-- Start Records for the exercise --

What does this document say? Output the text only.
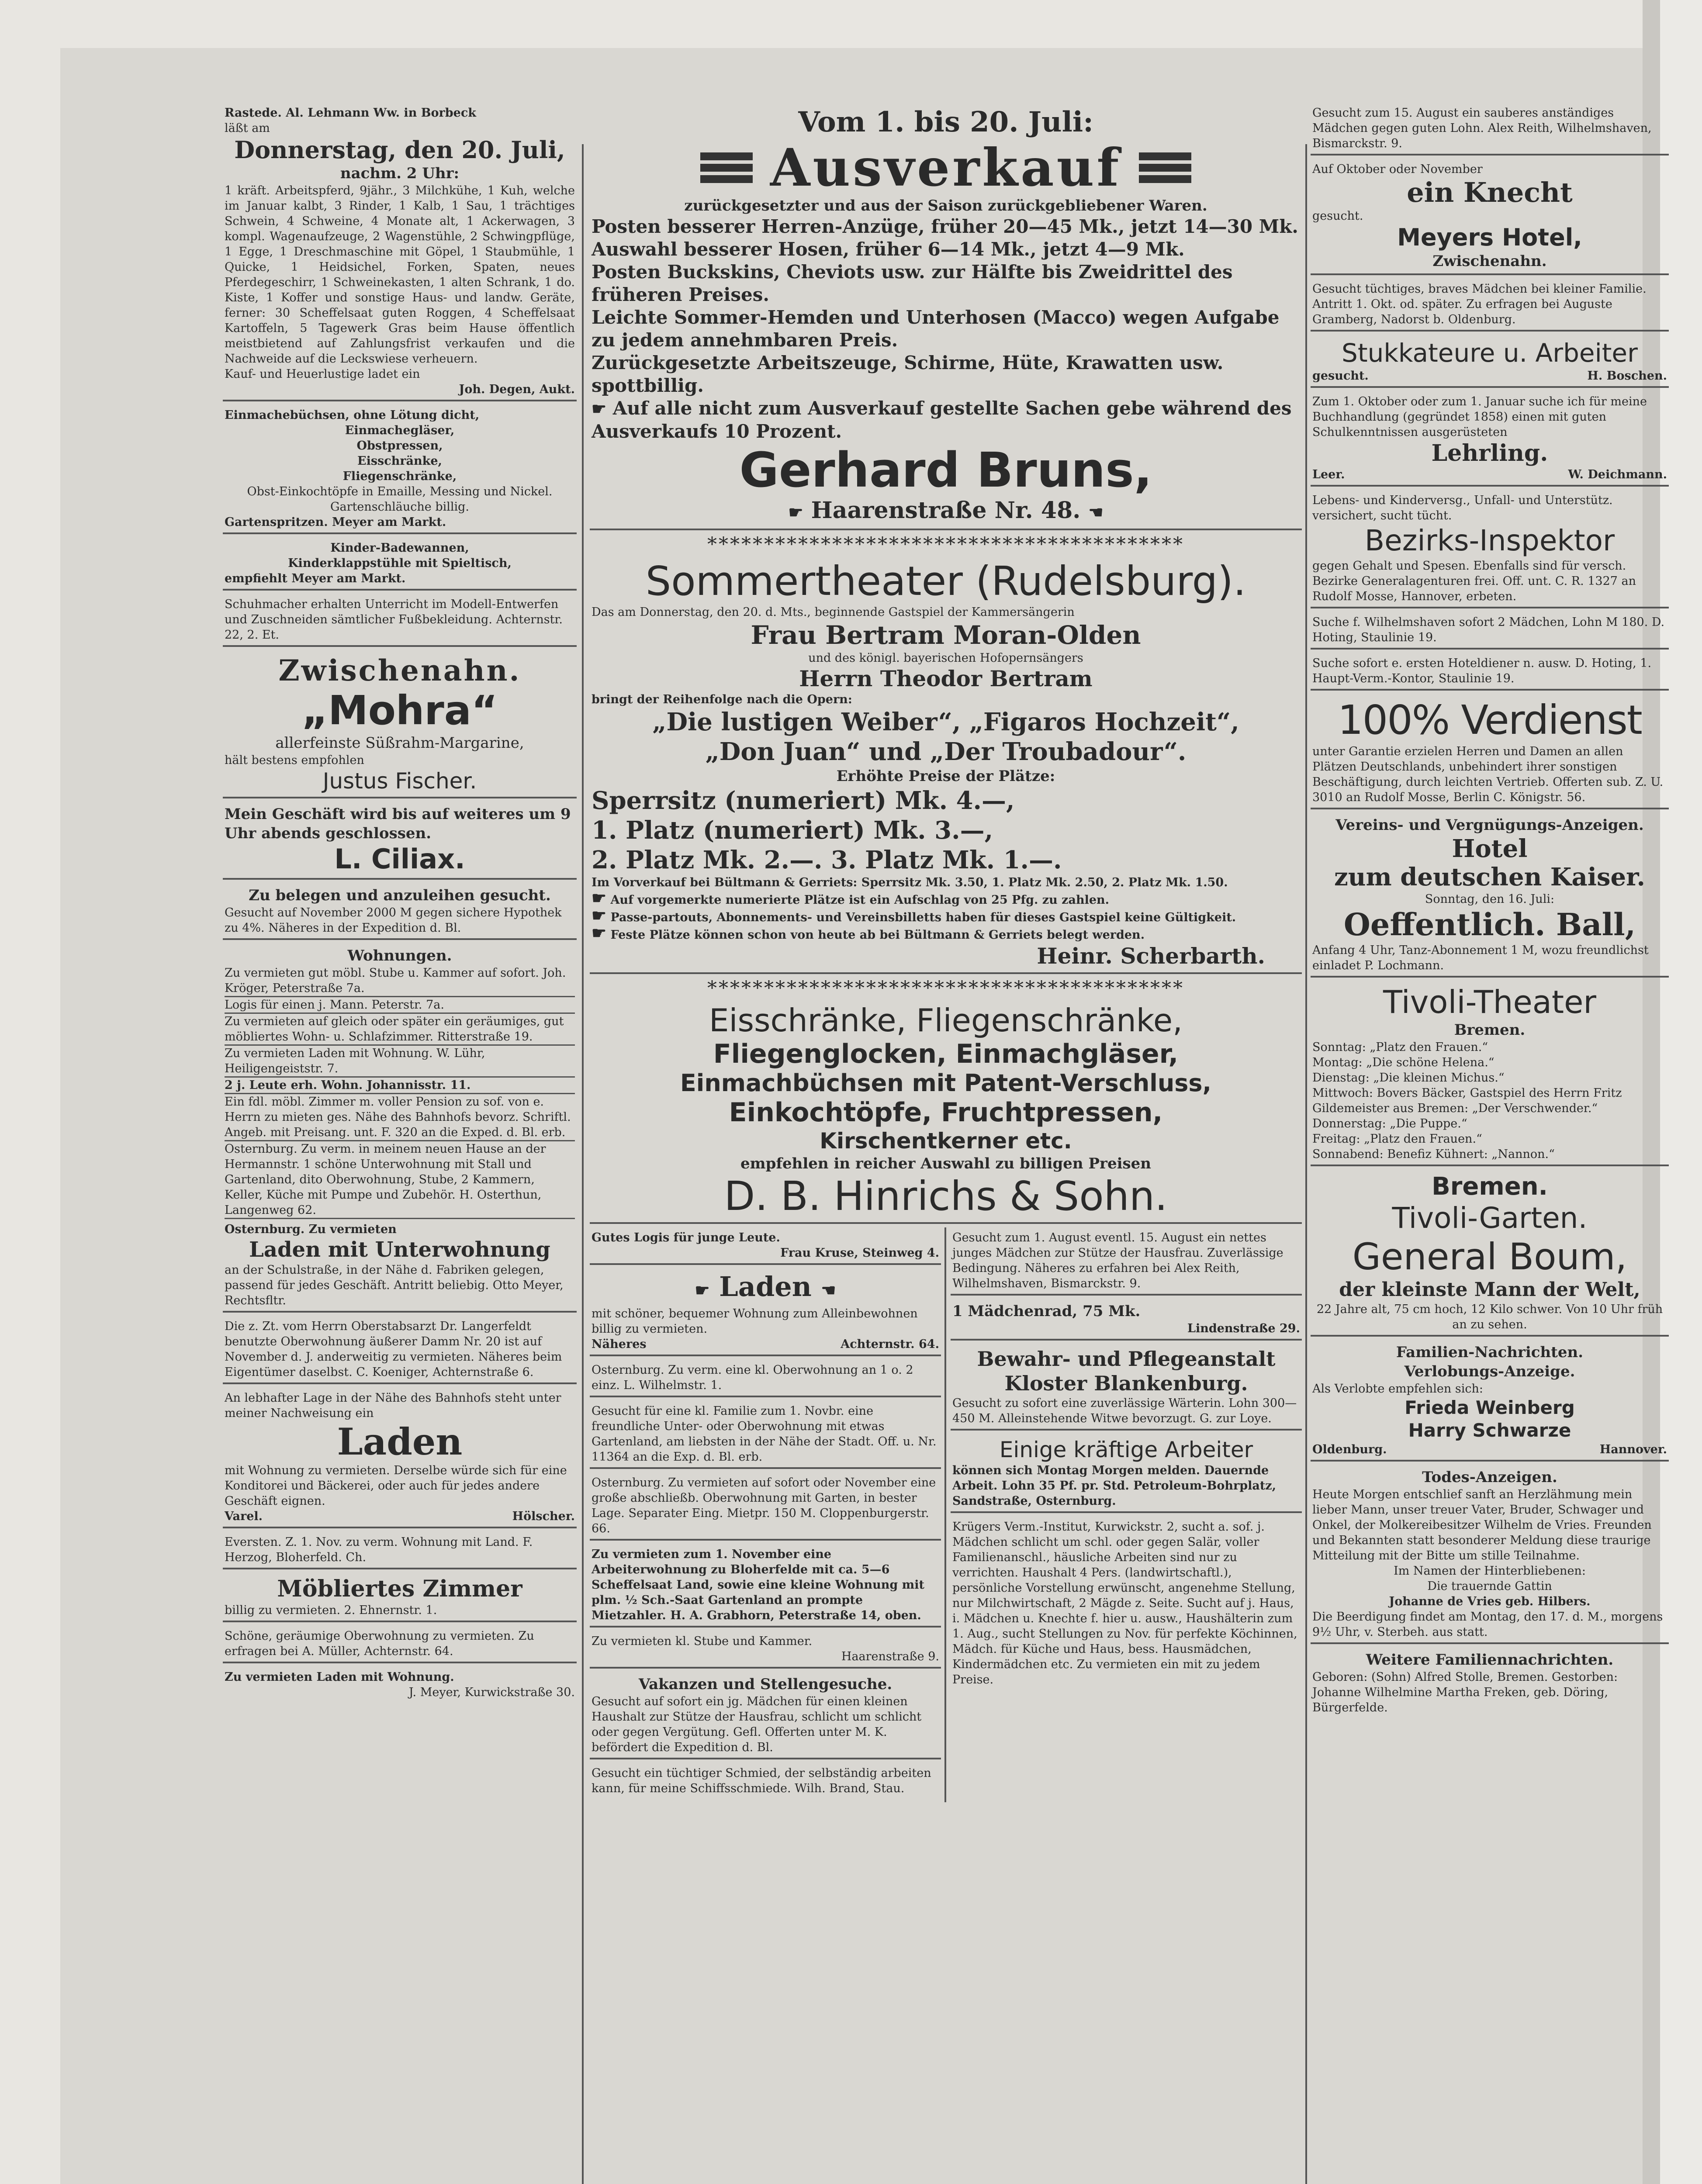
Rastede. Al. Lehmann Ww. in Borbeck

läßt am

Donnerstag, den 20. Juli,

nachm. 2 Uhr:

1 kräft. Arbeitspferd, 9jähr., 3 Milchkühe, 1 Kuh, welche im Januar kalbt, 3 Rinder, 1 Kalb, 1 Sau, 1 trächtiges Schwein, 4 Schweine, 4 Monate alt, 1 Ackerwagen, 3 kompl. Wagenaufzeuge, 2 Wagenstühle, 2 Schwingpflüge, 1 Egge, 1 Dreschmaschine mit Göpel, 1 Staubmühle, 1 Quicke, 1 Heidsichel, Forken, Spaten, neues Pferdegeschirr, 1 Schweinekasten, 1 alten Schrank, 1 do. Kiste, 1 Koffer und sonstige Haus- und landw. Geräte, ferner: 30 Scheffelsaat guten Roggen, 4 Scheffelsaat Kartoffeln, 5 Tagewerk Gras beim Hause öffentlich meistbietend auf Zahlungsfrist verkaufen und die Nachweide auf die Leckswiese verheuern.

Kauf- und Heuerlustige ladet ein

Joh. Degen, Aukt.

Einmachebüchsen, ohne Lötung dicht,

Einmachegläser,

Obstpressen,

Eisschränke,

Fliegenschränke,

Obst-Einkochtöpfe in Emaille, Messing und Nickel.

Gartenschläuche billig.

Gartenspritzen. Meyer am Markt.

Kinder-Badewannen,

Kinderklappstühle mit Spieltisch,

empfiehlt Meyer am Markt.

Schuhmacher erhalten Unterricht im Modell-Entwerfen und Zuschneiden sämtlicher Fußbekleidung. Achternstr. 22, 2. Et.

Zwischenahn.

„Mohra“

allerfeinste Süßrahm-Margarine,

hält bestens empfohlen

Justus Fischer.

Mein Geschäft wird bis auf weiteres um 9 Uhr abends geschlossen.

L. Ciliax.

Zu belegen und anzuleihen gesucht.

Gesucht auf November 2000 M gegen sichere Hypothek zu 4%. Näheres in der Expedition d. Bl.

Wohnungen.

Zu vermieten gut möbl. Stube u. Kammer auf sofort. Joh. Kröger, Peterstraße 7a.

Logis für einen j. Mann. Peterstr. 7a.

Zu vermieten auf gleich oder später ein geräumiges, gut möbliertes Wohn- u. Schlafzimmer. Ritterstraße 19.

Zu vermieten Laden mit Wohnung. W. Lühr, Heiligengeiststr. 7.

2 j. Leute erh. Wohn. Johannisstr. 11.

Ein fdl. möbl. Zimmer m. voller Pension zu sof. von e. Herrn zu mieten ges. Nähe des Bahnhofs bevorz. Schriftl. Angeb. mit Preisang. unt. F. 320 an die Exped. d. Bl. erb.

Osternburg. Zu verm. in meinem neuen Hause an der Hermannstr. 1 schöne Unterwohnung mit Stall und Gartenland, dito Oberwohnung, Stube, 2 Kammern, Keller, Küche mit Pumpe und Zubehör. H. Osterthun, Langenweg 62.

Osternburg. Zu vermieten

Laden mit Unterwohnung

an der Schulstraße, in der Nähe d. Fabriken gelegen, passend für jedes Geschäft. Antritt beliebig. Otto Meyer, Rechtsfltr.

Die z. Zt. vom Herrn Oberstabsarzt Dr. Langerfeldt benutzte Oberwohnung äußerer Damm Nr. 20 ist auf November d. J. anderweitig zu vermieten. Näheres beim Eigentümer daselbst. C. Koeniger, Achternstraße 6.

An lebhafter Lage in der Nähe des Bahnhofs steht unter meiner Nachweisung ein

Laden

mit Wohnung zu vermieten. Derselbe würde sich für eine Konditorei und Bäckerei, oder auch für jedes andere Geschäft eignen.

Varel.	Hölscher.

Eversten. Z. 1. Nov. zu verm. Wohnung mit Land. F. Herzog, Bloherfeld. Ch.

Möbliertes Zimmer

billig zu vermieten. 2. Ehnernstr. 1.

Schöne, geräumige Oberwohnung zu vermieten. Zu erfragen bei A. Müller, Achternstr. 64.

Zu vermieten Laden mit Wohnung.

J. Meyer, Kurwickstraße 30.

Vom 1. bis 20. Juli:

Ausverkauf

zurückgesetzter und aus der Saison zurückgebliebener Waren.

Posten besserer Herren-Anzüge, früher 20—45 Mk., jetzt 14—30 Mk.

Auswahl besserer Hosen, früher 6—14 Mk., jetzt 4—9 Mk.

Posten Buckskins, Cheviots usw. zur Hälfte bis Zweidrittel des früheren Preises.

Leichte Sommer-Hemden und Unterhosen (Macco) wegen Aufgabe zu jedem annehmbaren Preis.

Zurückgesetzte Arbeitszeuge, Schirme, Hüte, Krawatten usw. spottbillig.

☛ Auf alle nicht zum Ausverkauf gestellte Sachen gebe während des Ausverkaufs 10 Prozent.

Gerhard Bruns,

☛ Haarenstraße Nr. 48. ☚

******************************************

Sommertheater (Rudelsburg).

Das am Donnerstag, den 20. d. Mts., beginnende Gastspiel der Kammersängerin

Frau Bertram Moran-Olden

und des königl. bayerischen Hofopernsängers

Herrn Theodor Bertram

bringt der Reihenfolge nach die Opern:

„Die lustigen Weiber“, „Figaros Hochzeit“,

„Don Juan“ und „Der Troubadour“.

Erhöhte Preise der Plätze:

Sperrsitz (numeriert) Mk. 4.—,

1. Platz (numeriert) Mk. 3.—,

2. Platz Mk. 2.—. 3. Platz Mk. 1.—.

Im Vorverkauf bei Bültmann & Gerriets: Sperrsitz Mk. 3.50, 1. Platz Mk. 2.50, 2. Platz Mk. 1.50.

☛ Auf vorgemerkte numerierte Plätze ist ein Aufschlag von 25 Pfg. zu zahlen.

☛ Passe-partouts, Abonnements- und Vereinsbilletts haben für dieses Gastspiel keine Gültigkeit.

☛ Feste Plätze können schon von heute ab bei Bültmann & Gerriets belegt werden.

Heinr. Scherbarth.

******************************************

Eisschränke, Fliegenschränke,

Fliegenglocken, Einmachgläser,

Einmachbüchsen mit Patent-Verschluss,

Einkochtöpfe, Fruchtpressen,

Kirschentkerner etc.

empfehlen in reicher Auswahl zu billigen Preisen

D. B. Hinrichs & Sohn.

Gutes Logis für junge Leute.

Frau Kruse, Steinweg 4.

☛ Laden ☚

mit schöner, bequemer Wohnung zum Alleinbewohnen billig zu vermieten.

Näheres	Achternstr. 64.

Osternburg. Zu verm. eine kl. Oberwohnung an 1 o. 2 einz. L. Wilhelmstr. 1.

Gesucht für eine kl. Familie zum 1. Novbr. eine freundliche Unter- oder Oberwohnung mit etwas Gartenland, am liebsten in der Nähe der Stadt. Off. u. Nr. 11364 an die Exp. d. Bl. erb.

Osternburg. Zu vermieten auf sofort oder November eine große abschließb. Oberwohnung mit Garten, in bester Lage. Separater Eing. Mietpr. 150 M. Cloppenburgerstr. 66.

Zu vermieten zum 1. November eine Arbeiterwohnung zu Bloherfelde mit ca. 5—6 Scheffelsaat Land, sowie eine kleine Wohnung mit plm. ½ Sch.-Saat Gartenland an prompte Mietzahler. H. A. Grabhorn, Peterstraße 14, oben.

Zu vermieten kl. Stube und Kammer.

Haarenstraße 9.

Vakanzen und Stellengesuche.

Gesucht auf sofort ein jg. Mädchen für einen kleinen Haushalt zur Stütze der Hausfrau, schlicht um schlicht oder gegen Vergütung. Gefl. Offerten unter M. K. befördert die Expedition d. Bl.

Gesucht ein tüchtiger Schmied, der selbständig arbeiten kann, für meine Schiffsschmiede. Wilh. Brand, Stau.

Gesucht zum 1. August eventl. 15. August ein nettes junges Mädchen zur Stütze der Hausfrau. Zuverlässige Bedingung. Näheres zu erfahren bei Alex Reith, Wilhelmshaven, Bismarckstr. 9.

1 Mädchenrad, 75 Mk.

Lindenstraße 29.

Bewahr- und Pflegeanstalt

Kloster Blankenburg.

Gesucht zu sofort eine zuverlässige Wärterin. Lohn 300—450 M. Alleinstehende Witwe bevorzugt. G. zur Loye.

Einige kräftige Arbeiter

können sich Montag Morgen melden. Dauernde Arbeit. Lohn 35 Pf. pr. Std. Petroleum-Bohrplatz, Sandstraße, Osternburg.

Krügers Verm.-Institut, Kurwickstr. 2, sucht a. sof. j. Mädchen schlicht um schl. oder gegen Salär, voller Familienanschl., häusliche Arbeiten sind nur zu verrichten. Haushalt 4 Pers. (landwirtschaftl.), persönliche Vorstellung erwünscht, angenehme Stellung, nur Milchwirtschaft, 2 Mägde z. Seite. Sucht auf j. Haus, i. Mädchen u. Knechte f. hier u. ausw., Haushälterin zum 1. Aug., sucht Stellungen zu Nov. für perfekte Köchinnen, Mädch. für Küche und Haus, bess. Hausmädchen, Kindermädchen etc. Zu vermieten ein mit zu jedem Preise.

Gesucht zum 15. August ein sauberes anständiges Mädchen gegen guten Lohn. Alex Reith, Wilhelmshaven, Bismarckstr. 9.

Auf Oktober oder November

ein Knecht

gesucht.

Meyers Hotel,

Zwischenahn.

Gesucht tüchtiges, braves Mädchen bei kleiner Familie. Antritt 1. Okt. od. später. Zu erfragen bei Auguste Gramberg, Nadorst b. Oldenburg.

Stukkateure u. Arbeiter

gesucht.	H. Boschen.

Zum 1. Oktober oder zum 1. Januar suche ich für meine Buchhandlung (gegründet 1858) einen mit guten Schulkenntnissen ausgerüsteten

Lehrling.

Leer.	W. Deichmann.

Lebens- und Kinderversg., Unfall- und Unterstütz. versichert, sucht tücht.

Bezirks-Inspektor

gegen Gehalt und Spesen. Ebenfalls sind für versch. Bezirke Generalagenturen frei. Off. unt. C. R. 1327 an Rudolf Mosse, Hannover, erbeten.

Suche f. Wilhelmshaven sofort 2 Mädchen, Lohn M 180. D. Hoting, Staulinie 19.

Suche sofort e. ersten Hoteldiener n. ausw. D. Hoting, 1. Haupt-Verm.-Kontor, Staulinie 19.

100% Verdienst

unter Garantie erzielen Herren und Damen an allen Plätzen Deutschlands, unbehindert ihrer sonstigen Beschäftigung, durch leichten Vertrieb. Offerten sub. Z. U. 3010 an Rudolf Mosse, Berlin C. Königstr. 56.

Vereins- und Vergnügungs-Anzeigen.

Hotel

zum deutschen Kaiser.

Sonntag, den 16. Juli:

Oeffentlich. Ball,

Anfang 4 Uhr, Tanz-Abonnement 1 M, wozu freundlichst einladet P. Lochmann.

Tivoli-Theater

Bremen.

Sonntag: „Platz den Frauen.“

Montag: „Die schöne Helena.“

Dienstag: „Die kleinen Michus.“

Mittwoch: Bovers Bäcker, Gastspiel des Herrn Fritz Gildemeister aus Bremen: „Der Verschwender.“

Donnerstag: „Die Puppe.“

Freitag: „Platz den Frauen.“

Sonnabend: Benefiz Kühnert: „Nannon.“

Bremen.

Tivoli-Garten.

General Boum,

der kleinste Mann der Welt,

22 Jahre alt, 75 cm hoch, 12 Kilo schwer. Von 10 Uhr früh an zu sehen.

Familien-Nachrichten.

Verlobungs-Anzeige.

Als Verlobte empfehlen sich:

Frieda Weinberg

Harry Schwarze

Oldenburg.	Hannover.

Todes-Anzeigen.

Heute Morgen entschlief sanft an Herzlähmung mein lieber Mann, unser treuer Vater, Bruder, Schwager und Onkel, der Molkereibesitzer Wilhelm de Vries. Freunden und Bekannten statt besonderer Meldung diese traurige Mitteilung mit der Bitte um stille Teilnahme.

Im Namen der Hinterbliebenen:

Die trauernde Gattin

Johanne de Vries geb. Hilbers.

Die Beerdigung findet am Montag, den 17. d. M., morgens 9½ Uhr, v. Sterbeh. aus statt.

Weitere Familiennachrichten.

Geboren: (Sohn) Alfred Stolle, Bremen. Gestorben: Johanne Wilhelmine Martha Freken, geb. Döring, Bürgerfelde.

-- End Records for the exercise --

Exercise:
Look through the entries above. Extract each line with the word "Alex".

Worked solution:
Gesucht zum 1. August eventl. 15. August ein nettes junges Mädchen zur Stütze der Hausfrau. Zuverlässige Bedingung. Näheres zu erfahren bei Alex Reith, Wilhelmshaven, Bismarckstr. 9.
Gesucht zum 15. August ein sauberes anständiges Mädchen gegen guten Lohn. Alex Reith, Wilhelmshaven, Bismarckstr. 9.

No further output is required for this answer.